* [Short exercise]: Copy the material line for line, from its first line through the line that contains "y-tick-label: 40 <box>23 338 35 350</box>".

[Layout region records]
____________________
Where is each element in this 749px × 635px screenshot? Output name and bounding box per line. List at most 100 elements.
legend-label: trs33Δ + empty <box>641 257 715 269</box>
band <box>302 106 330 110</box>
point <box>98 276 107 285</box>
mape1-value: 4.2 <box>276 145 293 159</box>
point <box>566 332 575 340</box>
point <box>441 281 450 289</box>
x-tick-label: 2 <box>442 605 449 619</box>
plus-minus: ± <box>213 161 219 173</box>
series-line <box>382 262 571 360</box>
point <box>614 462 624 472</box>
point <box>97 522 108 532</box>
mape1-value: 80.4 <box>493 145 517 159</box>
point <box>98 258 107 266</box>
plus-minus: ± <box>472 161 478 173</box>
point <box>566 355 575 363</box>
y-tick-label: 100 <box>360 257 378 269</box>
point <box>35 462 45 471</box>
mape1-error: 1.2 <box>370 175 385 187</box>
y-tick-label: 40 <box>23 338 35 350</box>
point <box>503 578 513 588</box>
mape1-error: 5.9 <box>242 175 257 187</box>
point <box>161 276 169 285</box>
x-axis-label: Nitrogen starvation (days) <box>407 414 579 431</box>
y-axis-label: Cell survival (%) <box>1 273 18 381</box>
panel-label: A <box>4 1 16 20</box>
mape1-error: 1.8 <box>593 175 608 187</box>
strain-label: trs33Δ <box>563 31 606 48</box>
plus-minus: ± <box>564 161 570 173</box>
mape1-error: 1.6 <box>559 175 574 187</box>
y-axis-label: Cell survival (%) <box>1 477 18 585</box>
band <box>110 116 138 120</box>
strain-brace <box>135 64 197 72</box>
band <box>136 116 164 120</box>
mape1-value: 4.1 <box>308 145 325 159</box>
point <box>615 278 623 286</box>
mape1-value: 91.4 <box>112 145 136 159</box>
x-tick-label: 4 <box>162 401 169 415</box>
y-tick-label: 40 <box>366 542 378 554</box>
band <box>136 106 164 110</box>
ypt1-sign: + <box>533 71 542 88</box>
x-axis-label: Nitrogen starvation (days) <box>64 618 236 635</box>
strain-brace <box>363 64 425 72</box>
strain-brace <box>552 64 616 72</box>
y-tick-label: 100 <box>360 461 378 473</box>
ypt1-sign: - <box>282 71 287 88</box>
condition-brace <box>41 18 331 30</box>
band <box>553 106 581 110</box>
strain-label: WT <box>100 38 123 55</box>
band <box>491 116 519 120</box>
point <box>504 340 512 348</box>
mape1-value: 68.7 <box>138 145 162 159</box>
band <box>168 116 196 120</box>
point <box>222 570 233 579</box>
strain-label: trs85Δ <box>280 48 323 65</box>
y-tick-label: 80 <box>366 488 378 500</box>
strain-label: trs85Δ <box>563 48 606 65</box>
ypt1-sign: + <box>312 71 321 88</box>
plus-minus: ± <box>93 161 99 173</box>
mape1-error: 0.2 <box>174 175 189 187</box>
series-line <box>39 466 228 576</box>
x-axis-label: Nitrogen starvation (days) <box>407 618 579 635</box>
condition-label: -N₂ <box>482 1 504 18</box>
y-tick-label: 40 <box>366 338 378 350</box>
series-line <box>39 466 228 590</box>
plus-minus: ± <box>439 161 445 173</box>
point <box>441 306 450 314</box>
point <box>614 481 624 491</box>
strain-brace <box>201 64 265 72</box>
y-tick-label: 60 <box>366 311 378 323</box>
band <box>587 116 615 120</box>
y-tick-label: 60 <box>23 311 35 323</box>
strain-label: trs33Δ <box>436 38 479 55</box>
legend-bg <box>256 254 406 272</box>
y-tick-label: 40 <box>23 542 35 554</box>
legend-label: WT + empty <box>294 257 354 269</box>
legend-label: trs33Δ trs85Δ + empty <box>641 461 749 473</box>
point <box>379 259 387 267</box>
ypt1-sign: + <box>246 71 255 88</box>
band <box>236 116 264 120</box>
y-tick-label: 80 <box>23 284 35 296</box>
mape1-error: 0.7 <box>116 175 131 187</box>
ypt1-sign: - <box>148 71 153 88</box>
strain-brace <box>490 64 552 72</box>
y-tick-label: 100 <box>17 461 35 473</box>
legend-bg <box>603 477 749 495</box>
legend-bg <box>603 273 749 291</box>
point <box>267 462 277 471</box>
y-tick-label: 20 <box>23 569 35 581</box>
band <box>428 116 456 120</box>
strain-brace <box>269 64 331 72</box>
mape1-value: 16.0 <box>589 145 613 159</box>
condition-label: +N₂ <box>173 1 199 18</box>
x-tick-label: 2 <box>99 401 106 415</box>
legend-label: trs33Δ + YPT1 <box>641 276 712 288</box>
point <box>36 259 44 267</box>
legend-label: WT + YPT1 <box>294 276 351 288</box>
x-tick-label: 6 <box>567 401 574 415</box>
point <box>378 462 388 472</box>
____________________
* [Solution for this problem]:
Where is each element in this 749px × 635px screenshot? Output name and bounding box per line. List at most 100 elements.
legend-label: trs33Δ + empty <box>641 257 715 269</box>
band <box>302 106 330 110</box>
point <box>98 276 107 285</box>
mape1-value: 4.2 <box>276 145 293 159</box>
point <box>566 332 575 340</box>
point <box>441 281 450 289</box>
x-tick-label: 2 <box>442 605 449 619</box>
plus-minus: ± <box>213 161 219 173</box>
series-line <box>382 262 571 360</box>
point <box>614 462 624 472</box>
point <box>97 522 108 532</box>
mape1-value: 80.4 <box>493 145 517 159</box>
point <box>98 258 107 266</box>
plus-minus: ± <box>472 161 478 173</box>
point <box>566 355 575 363</box>
y-tick-label: 100 <box>360 257 378 269</box>
point <box>35 462 45 471</box>
mape1-error: 1.2 <box>370 175 385 187</box>
y-tick-label: 40 <box>23 338 35 350</box>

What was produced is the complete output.